* What the task requires:
Extract every line where the string "Especialidades" appears.

Records from a data source:
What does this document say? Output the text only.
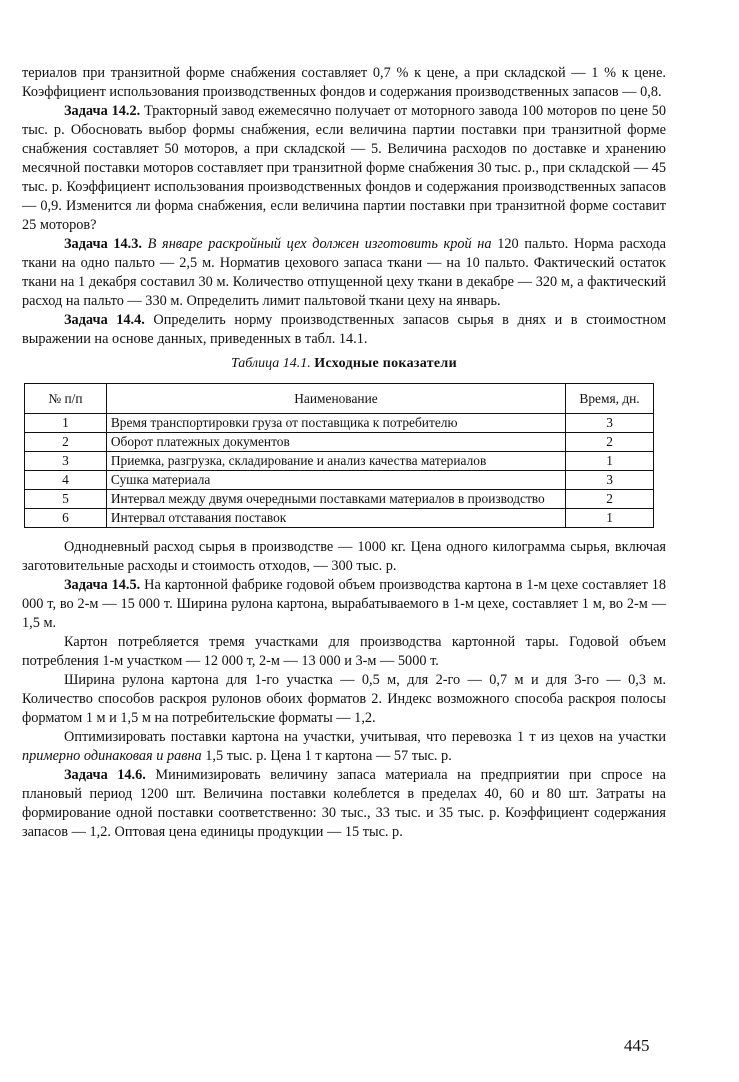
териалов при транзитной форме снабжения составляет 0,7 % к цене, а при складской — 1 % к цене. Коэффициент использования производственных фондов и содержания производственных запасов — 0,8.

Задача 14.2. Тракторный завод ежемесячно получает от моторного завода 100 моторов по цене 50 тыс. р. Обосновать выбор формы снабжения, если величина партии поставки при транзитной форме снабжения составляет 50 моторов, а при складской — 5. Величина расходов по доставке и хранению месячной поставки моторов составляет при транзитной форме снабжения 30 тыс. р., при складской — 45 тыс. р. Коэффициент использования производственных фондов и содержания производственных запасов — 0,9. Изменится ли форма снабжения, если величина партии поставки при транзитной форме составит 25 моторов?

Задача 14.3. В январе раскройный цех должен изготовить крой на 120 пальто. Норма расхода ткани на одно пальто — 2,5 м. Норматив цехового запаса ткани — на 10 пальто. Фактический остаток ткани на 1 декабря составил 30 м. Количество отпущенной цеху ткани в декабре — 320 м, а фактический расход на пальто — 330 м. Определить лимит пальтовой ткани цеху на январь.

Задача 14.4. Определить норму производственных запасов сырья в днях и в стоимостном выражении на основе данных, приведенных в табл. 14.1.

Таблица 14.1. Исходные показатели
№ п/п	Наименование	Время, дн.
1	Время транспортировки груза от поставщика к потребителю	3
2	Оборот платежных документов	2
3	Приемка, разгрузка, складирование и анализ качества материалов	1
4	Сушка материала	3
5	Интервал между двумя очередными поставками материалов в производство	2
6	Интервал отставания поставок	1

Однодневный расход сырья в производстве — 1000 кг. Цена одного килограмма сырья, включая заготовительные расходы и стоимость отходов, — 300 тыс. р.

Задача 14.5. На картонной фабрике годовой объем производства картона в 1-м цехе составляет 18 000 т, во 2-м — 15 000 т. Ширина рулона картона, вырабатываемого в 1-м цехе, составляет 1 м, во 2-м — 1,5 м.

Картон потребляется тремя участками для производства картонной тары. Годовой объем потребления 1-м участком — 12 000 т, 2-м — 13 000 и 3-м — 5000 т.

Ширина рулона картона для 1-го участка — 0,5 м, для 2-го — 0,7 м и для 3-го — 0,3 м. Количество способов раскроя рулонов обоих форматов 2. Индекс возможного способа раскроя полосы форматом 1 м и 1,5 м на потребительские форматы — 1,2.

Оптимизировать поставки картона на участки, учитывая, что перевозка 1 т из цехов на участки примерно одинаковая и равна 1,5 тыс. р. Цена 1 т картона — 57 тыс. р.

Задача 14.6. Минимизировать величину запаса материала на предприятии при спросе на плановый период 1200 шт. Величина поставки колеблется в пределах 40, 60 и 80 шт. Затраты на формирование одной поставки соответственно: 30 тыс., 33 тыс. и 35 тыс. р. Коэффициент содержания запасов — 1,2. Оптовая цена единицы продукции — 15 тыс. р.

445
--
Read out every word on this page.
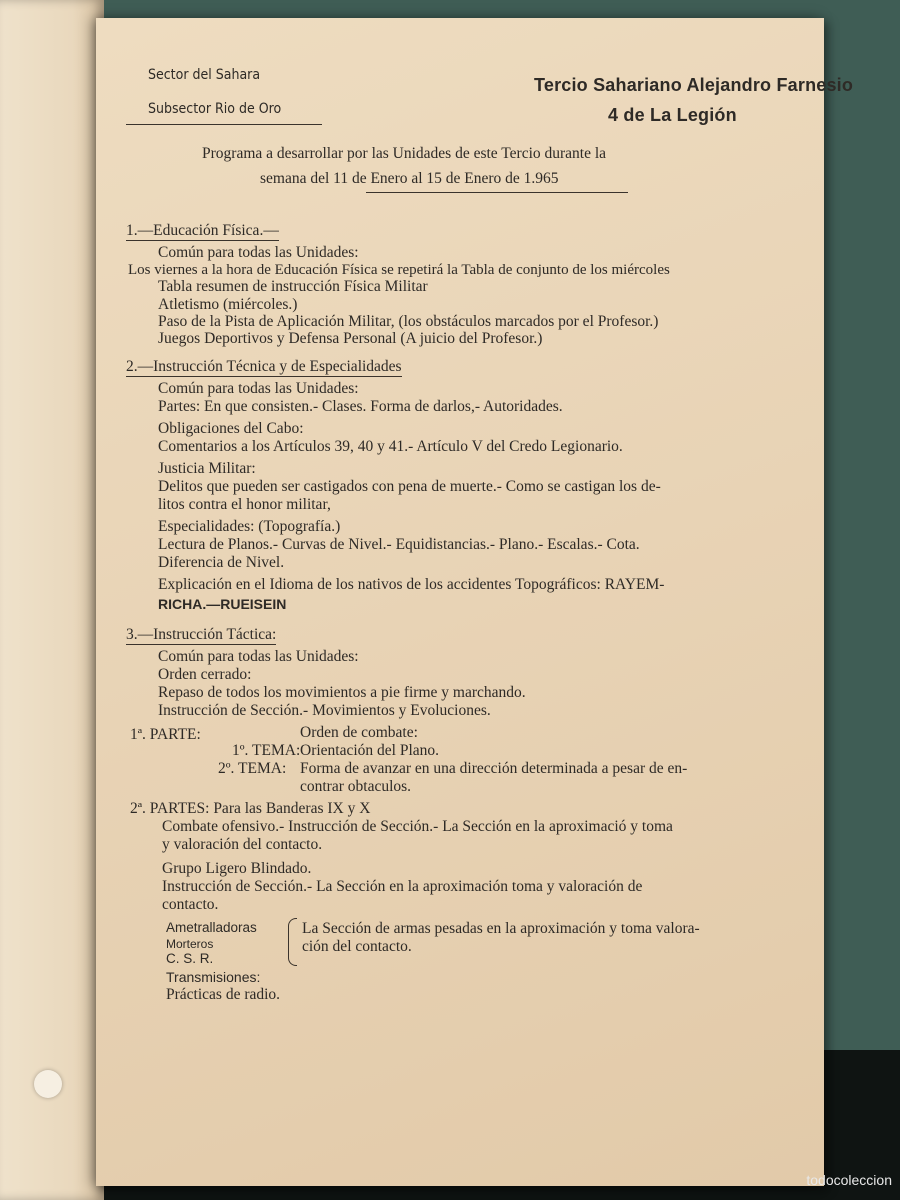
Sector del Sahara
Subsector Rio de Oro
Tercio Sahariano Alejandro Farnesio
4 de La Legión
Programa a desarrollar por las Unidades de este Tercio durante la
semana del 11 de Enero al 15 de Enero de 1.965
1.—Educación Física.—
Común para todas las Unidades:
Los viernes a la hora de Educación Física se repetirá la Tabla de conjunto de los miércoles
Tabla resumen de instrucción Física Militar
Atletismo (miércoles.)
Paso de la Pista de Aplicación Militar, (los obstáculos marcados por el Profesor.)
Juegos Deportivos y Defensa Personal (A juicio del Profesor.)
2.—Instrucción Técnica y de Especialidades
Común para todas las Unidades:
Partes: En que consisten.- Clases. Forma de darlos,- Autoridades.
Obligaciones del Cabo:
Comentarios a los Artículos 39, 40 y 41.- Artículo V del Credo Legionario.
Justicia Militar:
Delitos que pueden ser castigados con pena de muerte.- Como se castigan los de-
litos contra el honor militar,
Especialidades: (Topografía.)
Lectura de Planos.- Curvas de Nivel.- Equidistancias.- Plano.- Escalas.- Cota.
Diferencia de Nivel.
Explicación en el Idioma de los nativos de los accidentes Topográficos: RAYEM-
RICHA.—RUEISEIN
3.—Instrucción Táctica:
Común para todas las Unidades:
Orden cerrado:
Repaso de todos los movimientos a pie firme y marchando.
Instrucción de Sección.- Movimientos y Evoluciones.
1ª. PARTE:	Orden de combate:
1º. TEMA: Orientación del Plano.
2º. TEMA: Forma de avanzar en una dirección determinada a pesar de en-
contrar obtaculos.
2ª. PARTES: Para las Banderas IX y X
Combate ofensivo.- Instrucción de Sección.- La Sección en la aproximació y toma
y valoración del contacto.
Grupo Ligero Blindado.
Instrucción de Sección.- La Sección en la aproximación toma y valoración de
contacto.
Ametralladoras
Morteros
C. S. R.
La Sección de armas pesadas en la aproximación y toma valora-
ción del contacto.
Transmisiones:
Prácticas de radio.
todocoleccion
==
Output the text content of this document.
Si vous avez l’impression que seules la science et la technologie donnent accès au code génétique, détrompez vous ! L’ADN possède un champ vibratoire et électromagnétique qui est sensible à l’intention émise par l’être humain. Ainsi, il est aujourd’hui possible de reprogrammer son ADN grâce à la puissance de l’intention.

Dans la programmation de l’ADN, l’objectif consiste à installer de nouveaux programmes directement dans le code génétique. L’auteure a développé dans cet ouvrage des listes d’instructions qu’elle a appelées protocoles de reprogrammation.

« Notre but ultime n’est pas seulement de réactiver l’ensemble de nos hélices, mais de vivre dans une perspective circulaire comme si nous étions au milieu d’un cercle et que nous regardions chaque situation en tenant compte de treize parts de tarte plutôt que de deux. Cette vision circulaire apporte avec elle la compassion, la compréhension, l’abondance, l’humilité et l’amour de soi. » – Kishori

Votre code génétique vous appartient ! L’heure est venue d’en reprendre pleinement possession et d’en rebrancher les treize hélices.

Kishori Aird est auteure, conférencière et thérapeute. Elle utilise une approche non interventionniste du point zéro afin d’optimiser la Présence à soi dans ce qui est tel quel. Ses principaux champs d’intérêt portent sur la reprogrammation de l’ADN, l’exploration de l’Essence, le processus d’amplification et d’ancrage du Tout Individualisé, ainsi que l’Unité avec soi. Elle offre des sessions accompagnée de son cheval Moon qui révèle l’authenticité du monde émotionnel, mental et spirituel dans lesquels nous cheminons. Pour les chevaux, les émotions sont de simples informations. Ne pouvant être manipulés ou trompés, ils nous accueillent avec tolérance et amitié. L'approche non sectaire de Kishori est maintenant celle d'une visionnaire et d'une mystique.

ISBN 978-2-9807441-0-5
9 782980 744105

* Worked solution:
2.—Instrucción Técnica y de Especialidades
Especialidades: (Topografía.)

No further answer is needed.